▸ **GOAL**
Select from the records below every line that has the word "Observation" in it.
.....
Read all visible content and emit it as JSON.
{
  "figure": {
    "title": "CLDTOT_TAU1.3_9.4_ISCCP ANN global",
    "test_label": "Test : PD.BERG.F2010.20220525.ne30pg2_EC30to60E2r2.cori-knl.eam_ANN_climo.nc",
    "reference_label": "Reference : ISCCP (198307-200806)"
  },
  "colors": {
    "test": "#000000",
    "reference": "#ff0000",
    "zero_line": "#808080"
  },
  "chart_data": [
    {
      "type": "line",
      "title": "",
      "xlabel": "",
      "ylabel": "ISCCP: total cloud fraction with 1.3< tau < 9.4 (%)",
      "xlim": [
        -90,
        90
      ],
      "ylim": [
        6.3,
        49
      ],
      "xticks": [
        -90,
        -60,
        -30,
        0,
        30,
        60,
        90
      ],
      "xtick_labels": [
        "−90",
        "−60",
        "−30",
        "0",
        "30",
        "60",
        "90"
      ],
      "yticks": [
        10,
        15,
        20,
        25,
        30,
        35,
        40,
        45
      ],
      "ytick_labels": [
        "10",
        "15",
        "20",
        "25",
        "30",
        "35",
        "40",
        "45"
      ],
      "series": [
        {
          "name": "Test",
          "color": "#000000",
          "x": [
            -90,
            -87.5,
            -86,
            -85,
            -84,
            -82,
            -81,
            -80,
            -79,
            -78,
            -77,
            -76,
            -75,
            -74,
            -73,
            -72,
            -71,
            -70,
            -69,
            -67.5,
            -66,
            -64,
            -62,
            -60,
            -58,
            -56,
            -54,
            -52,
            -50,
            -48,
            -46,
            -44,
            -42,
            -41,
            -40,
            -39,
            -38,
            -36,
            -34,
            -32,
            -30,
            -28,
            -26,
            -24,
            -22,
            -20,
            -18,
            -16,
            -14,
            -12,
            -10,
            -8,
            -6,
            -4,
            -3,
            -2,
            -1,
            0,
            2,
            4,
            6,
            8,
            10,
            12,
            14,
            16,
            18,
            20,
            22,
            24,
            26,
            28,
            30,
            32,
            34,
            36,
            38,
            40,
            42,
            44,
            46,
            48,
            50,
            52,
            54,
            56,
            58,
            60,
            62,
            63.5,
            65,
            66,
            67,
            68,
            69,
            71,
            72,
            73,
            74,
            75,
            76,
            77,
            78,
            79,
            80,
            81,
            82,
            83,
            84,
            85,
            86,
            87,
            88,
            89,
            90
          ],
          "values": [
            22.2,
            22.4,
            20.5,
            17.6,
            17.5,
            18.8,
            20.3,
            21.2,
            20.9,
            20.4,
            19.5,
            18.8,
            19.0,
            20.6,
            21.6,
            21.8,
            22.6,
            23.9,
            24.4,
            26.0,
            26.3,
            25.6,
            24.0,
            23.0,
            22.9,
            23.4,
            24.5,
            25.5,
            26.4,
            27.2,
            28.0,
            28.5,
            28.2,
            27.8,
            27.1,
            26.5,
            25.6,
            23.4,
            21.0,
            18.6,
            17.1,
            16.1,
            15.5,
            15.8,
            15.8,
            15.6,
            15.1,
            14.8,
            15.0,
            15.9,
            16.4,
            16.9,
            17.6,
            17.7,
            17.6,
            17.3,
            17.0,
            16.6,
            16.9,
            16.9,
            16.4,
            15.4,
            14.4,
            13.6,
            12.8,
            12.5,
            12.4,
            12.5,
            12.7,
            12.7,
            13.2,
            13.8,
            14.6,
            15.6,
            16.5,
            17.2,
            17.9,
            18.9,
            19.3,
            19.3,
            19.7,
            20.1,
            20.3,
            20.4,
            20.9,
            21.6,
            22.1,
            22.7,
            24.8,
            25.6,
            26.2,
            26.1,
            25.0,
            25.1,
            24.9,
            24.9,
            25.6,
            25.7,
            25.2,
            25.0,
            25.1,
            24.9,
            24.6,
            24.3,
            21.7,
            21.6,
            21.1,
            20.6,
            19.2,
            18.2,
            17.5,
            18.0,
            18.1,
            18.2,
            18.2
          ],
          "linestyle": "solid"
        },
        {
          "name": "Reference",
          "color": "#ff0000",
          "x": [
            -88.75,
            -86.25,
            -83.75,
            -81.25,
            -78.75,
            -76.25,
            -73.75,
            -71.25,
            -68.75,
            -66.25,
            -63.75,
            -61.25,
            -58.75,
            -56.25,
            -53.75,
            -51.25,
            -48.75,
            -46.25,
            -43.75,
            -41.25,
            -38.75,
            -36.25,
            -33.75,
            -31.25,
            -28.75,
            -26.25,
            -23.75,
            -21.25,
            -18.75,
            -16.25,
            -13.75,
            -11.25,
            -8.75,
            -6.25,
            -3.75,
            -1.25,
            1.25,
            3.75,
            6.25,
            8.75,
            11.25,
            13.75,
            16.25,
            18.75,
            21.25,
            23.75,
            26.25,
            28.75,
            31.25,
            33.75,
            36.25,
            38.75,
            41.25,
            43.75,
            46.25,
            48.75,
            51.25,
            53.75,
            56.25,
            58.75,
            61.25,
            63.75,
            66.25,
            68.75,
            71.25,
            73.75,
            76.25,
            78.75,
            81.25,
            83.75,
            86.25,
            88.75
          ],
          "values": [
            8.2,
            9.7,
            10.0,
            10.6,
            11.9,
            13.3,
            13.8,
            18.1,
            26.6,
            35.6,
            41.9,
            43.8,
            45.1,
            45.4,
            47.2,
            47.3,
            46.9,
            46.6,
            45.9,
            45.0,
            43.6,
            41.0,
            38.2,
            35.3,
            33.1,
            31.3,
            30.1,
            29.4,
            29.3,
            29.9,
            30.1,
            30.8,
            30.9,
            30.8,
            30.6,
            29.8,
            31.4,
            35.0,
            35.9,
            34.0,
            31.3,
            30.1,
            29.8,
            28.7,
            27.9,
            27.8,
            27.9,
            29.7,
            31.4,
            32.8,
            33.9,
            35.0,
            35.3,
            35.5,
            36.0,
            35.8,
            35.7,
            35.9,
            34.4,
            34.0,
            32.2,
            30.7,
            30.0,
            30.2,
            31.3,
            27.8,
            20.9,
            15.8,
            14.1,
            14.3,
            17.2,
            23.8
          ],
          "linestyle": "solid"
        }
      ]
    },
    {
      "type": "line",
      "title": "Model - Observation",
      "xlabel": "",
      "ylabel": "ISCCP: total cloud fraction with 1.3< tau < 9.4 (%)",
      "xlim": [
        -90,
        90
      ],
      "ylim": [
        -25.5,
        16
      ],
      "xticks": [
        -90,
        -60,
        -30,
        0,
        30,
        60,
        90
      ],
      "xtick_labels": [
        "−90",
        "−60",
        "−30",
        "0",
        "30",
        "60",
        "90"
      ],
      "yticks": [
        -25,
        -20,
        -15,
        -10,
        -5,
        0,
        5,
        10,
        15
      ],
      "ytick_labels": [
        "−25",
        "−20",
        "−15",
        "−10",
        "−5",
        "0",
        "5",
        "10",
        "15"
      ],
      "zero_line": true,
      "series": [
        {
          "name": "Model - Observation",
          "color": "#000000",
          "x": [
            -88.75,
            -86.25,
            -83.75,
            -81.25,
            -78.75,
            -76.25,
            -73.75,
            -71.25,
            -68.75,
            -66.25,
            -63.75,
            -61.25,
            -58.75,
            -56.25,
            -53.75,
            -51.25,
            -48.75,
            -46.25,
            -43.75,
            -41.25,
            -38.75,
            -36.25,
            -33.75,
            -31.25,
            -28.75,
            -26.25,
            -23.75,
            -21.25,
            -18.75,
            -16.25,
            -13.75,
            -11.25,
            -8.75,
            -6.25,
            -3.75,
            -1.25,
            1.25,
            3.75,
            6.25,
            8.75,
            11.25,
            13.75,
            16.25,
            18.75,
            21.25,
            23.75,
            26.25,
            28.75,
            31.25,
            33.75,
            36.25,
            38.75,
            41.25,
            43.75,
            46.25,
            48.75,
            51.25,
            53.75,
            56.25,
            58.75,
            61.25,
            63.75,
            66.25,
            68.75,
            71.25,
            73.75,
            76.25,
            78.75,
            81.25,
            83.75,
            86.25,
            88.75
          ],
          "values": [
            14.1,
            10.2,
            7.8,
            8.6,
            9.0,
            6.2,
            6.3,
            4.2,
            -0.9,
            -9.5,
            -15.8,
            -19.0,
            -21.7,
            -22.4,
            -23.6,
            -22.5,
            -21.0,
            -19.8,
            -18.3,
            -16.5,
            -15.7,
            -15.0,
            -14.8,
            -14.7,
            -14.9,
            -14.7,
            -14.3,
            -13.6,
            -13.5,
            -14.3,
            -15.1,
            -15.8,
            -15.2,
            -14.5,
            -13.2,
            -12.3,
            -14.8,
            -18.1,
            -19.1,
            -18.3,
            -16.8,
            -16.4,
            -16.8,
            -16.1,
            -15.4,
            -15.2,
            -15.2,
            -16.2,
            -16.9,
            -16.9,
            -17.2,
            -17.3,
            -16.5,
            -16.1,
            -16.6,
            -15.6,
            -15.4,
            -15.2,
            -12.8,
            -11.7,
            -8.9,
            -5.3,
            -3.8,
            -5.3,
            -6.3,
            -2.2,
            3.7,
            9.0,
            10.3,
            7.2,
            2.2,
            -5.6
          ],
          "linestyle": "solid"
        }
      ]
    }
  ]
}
.....
▸ **REPLY TO THE TASK**
      "title": "Model - Observation",
          "name": "Model - Observation",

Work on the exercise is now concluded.